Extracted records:
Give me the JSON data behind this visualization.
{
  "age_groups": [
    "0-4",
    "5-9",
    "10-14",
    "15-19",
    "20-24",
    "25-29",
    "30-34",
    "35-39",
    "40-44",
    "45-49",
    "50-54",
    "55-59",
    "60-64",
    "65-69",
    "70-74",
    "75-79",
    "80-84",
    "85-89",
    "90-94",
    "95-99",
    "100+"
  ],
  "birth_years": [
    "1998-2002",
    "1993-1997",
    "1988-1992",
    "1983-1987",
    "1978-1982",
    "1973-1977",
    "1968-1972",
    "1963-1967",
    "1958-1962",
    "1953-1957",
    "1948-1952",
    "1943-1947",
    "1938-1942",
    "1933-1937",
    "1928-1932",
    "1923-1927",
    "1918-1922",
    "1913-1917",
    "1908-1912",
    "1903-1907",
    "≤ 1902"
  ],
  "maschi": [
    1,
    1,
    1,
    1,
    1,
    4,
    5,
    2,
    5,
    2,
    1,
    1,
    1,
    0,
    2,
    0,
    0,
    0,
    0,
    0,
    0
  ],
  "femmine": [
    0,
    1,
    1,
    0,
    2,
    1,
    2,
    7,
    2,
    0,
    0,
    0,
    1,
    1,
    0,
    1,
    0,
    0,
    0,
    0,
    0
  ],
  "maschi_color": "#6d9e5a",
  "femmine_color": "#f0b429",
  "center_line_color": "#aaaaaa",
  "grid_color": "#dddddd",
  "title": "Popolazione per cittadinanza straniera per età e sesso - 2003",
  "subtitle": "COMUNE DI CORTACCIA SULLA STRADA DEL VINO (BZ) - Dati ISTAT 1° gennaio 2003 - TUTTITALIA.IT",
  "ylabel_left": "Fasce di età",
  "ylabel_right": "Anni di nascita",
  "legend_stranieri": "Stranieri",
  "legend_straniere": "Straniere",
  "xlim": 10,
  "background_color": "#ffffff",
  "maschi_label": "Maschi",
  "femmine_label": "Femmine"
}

◆ Directions for this task ◆
Extract the data in full. Keep it word for word.

◆ Result of this exercise ◆
Give me the JSON data behind this visualization.
{
  "age_groups": [
    "0-4",
    "5-9",
    "10-14",
    "15-19",
    "20-24",
    "25-29",
    "30-34",
    "35-39",
    "40-44",
    "45-49",
    "50-54",
    "55-59",
    "60-64",
    "65-69",
    "70-74",
    "75-79",
    "80-84",
    "85-89",
    "90-94",
    "95-99",
    "100+"
  ],
  "birth_years": [
    "1998-2002",
    "1993-1997",
    "1988-1992",
    "1983-1987",
    "1978-1982",
    "1973-1977",
    "1968-1972",
    "1963-1967",
    "1958-1962",
    "1953-1957",
    "1948-1952",
    "1943-1947",
    "1938-1942",
    "1933-1937",
    "1928-1932",
    "1923-1927",
    "1918-1922",
    "1913-1917",
    "1908-1912",
    "1903-1907",
    "≤ 1902"
  ],
  "maschi": [
    1,
    1,
    1,
    1,
    1,
    4,
    5,
    2,
    5,
    2,
    1,
    1,
    1,
    0,
    2,
    0,
    0,
    0,
    0,
    0,
    0
  ],
  "femmine": [
    0,
    1,
    1,
    0,
    2,
    1,
    2,
    7,
    2,
    0,
    0,
    0,
    1,
    1,
    0,
    1,
    0,
    0,
    0,
    0,
    0
  ],
  "maschi_color": "#6d9e5a",
  "femmine_color": "#f0b429",
  "center_line_color": "#aaaaaa",
  "grid_color": "#dddddd",
  "title": "Popolazione per cittadinanza straniera per età e sesso - 2003",
  "subtitle": "COMUNE DI CORTACCIA SULLA STRADA DEL VINO (BZ) - Dati ISTAT 1° gennaio 2003 - TUTTITALIA.IT",
  "ylabel_left": "Fasce di età",
  "ylabel_right": "Anni di nascita",
  "legend_stranieri": "Stranieri",
  "legend_straniere": "Straniere",
  "xlim": 10,
  "background_color": "#ffffff",
  "maschi_label": "Maschi",
  "femmine_label": "Femmine"
}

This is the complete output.